[start of EXTRACTED RECORDS]

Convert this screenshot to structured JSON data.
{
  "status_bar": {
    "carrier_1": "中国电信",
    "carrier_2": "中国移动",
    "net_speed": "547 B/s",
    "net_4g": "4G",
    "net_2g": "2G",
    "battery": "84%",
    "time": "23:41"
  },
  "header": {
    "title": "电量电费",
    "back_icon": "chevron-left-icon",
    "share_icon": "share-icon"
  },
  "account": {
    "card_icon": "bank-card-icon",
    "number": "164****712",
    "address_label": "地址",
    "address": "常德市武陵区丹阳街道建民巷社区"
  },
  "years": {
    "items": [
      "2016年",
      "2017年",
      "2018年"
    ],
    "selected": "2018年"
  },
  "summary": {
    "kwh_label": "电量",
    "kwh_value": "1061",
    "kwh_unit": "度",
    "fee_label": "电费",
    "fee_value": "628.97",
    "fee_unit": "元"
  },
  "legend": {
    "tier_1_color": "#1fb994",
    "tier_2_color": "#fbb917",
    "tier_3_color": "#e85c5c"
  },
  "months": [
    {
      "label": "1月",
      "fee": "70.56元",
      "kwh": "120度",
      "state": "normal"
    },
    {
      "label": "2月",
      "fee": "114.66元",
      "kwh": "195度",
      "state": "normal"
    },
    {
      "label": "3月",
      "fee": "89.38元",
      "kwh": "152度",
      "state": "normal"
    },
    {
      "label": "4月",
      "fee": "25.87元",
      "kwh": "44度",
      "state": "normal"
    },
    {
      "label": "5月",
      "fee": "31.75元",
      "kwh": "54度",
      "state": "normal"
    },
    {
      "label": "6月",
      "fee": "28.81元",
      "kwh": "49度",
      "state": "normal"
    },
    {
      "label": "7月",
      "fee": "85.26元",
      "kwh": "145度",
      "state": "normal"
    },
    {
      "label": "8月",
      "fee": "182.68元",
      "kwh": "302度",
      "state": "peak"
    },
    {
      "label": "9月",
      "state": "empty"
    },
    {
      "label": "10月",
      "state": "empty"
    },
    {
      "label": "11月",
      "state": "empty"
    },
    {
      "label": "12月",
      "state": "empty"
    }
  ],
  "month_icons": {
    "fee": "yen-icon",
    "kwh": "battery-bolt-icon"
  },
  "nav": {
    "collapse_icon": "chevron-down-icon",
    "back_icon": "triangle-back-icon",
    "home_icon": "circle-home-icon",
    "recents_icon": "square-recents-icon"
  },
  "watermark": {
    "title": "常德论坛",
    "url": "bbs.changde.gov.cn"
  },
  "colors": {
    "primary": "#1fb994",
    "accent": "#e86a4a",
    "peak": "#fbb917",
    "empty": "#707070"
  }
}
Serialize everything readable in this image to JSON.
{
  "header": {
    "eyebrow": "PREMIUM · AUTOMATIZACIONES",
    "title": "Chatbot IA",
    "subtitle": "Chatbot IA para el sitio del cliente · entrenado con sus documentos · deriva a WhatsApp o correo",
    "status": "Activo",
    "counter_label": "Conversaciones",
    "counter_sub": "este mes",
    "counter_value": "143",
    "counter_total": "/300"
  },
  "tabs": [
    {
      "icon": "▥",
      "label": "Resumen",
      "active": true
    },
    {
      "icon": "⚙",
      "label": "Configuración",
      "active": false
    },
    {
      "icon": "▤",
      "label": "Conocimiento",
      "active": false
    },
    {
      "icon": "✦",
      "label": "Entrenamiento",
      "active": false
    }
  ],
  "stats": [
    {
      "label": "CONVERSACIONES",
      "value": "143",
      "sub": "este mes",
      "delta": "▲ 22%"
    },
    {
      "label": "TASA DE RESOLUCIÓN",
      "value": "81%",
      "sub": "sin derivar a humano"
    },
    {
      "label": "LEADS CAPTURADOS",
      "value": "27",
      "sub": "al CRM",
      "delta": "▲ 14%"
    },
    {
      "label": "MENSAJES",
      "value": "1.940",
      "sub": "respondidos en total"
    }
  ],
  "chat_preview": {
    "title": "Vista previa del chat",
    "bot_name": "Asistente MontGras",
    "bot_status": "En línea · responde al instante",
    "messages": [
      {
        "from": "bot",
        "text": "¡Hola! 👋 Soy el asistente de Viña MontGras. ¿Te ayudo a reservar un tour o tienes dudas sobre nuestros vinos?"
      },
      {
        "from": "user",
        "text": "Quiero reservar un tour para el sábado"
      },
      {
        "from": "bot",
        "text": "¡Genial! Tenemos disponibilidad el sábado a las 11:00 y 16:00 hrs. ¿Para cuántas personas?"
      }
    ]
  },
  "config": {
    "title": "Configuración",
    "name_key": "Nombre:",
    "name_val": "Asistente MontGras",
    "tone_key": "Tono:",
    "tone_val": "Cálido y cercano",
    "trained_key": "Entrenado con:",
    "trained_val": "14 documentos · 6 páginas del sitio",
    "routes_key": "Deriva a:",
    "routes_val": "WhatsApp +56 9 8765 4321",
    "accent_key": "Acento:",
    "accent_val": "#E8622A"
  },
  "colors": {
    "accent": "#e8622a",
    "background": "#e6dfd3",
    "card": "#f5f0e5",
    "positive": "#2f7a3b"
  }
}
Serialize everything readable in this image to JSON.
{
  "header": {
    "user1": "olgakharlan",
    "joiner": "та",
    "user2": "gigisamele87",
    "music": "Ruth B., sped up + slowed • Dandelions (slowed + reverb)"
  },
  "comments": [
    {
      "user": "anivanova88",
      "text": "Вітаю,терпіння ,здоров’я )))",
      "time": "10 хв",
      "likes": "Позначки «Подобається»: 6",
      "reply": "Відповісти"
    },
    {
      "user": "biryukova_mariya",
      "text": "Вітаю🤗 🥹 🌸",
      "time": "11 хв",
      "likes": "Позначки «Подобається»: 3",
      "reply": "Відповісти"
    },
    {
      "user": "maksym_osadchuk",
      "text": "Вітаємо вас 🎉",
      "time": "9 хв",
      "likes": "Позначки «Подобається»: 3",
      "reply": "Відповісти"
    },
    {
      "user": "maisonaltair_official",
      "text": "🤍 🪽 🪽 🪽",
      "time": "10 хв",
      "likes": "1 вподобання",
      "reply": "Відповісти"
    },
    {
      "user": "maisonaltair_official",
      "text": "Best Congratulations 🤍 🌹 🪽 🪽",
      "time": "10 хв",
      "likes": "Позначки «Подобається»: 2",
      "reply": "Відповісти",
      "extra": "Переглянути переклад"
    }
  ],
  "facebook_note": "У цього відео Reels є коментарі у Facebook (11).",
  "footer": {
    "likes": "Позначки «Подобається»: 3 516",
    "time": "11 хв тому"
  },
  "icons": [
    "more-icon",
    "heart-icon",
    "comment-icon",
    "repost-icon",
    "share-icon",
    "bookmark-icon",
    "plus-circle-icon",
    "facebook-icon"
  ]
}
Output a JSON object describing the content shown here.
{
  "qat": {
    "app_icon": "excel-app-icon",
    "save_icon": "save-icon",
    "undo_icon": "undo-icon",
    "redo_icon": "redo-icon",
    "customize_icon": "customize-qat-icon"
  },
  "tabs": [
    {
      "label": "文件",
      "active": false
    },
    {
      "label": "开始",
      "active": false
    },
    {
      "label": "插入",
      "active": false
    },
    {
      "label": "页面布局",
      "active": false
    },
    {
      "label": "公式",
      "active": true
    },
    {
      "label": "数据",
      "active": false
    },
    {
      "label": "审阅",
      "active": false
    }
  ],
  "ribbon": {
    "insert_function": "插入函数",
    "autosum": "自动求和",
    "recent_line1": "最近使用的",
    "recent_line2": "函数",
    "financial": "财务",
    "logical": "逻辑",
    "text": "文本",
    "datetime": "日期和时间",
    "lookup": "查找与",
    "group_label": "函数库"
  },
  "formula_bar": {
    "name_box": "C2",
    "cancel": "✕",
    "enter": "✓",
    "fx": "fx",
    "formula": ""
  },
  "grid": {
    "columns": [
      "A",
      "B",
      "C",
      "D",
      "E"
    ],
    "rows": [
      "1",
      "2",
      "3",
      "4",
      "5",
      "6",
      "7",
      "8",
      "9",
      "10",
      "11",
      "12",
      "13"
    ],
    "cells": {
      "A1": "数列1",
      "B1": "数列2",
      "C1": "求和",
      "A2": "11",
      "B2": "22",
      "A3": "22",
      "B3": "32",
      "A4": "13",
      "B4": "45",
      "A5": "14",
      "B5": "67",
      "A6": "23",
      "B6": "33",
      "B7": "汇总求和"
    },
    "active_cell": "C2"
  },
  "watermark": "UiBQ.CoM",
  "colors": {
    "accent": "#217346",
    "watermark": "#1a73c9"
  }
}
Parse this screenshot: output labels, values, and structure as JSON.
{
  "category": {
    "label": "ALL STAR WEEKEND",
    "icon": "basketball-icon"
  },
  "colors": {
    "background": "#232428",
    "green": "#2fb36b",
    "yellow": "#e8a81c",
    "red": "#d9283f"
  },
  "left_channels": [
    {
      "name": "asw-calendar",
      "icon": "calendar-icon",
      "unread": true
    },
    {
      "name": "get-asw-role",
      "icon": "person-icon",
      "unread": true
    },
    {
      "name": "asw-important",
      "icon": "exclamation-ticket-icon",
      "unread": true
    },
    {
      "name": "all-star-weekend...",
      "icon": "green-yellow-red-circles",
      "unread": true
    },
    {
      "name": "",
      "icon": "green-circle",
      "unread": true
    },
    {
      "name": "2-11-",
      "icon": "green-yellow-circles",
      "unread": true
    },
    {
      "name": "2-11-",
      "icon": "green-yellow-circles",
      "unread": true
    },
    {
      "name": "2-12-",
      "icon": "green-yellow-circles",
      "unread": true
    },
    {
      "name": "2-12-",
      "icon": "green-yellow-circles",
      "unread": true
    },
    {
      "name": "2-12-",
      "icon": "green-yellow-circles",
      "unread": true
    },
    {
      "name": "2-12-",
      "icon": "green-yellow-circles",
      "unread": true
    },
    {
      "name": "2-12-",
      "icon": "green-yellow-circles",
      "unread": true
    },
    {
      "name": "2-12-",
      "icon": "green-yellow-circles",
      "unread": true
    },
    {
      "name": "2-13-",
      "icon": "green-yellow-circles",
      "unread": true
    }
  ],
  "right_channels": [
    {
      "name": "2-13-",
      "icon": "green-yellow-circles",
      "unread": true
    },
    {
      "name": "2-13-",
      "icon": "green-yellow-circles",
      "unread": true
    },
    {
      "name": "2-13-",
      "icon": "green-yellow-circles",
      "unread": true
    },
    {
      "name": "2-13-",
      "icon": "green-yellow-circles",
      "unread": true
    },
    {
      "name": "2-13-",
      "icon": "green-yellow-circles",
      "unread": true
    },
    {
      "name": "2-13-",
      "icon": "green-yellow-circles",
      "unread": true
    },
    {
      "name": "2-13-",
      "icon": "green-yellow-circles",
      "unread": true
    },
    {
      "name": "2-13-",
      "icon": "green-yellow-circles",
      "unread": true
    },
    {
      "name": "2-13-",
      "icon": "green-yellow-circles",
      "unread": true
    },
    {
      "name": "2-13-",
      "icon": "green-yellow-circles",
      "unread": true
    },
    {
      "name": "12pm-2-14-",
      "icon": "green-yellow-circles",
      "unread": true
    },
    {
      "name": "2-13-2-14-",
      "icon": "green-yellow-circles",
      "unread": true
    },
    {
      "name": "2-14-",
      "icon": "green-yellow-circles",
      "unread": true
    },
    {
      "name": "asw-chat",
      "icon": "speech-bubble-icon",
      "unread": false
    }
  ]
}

[end of EXTRACTED RECORDS]

Examine the records and pull out every line where the string "Chatbot" occurs.

■ **SOLUTION FOR THIS EXERCISE**
    "title": "Chatbot IA",
    "subtitle": "Chatbot IA para el sitio del cliente · entrenado con sus documentos · deriva a WhatsApp o correo",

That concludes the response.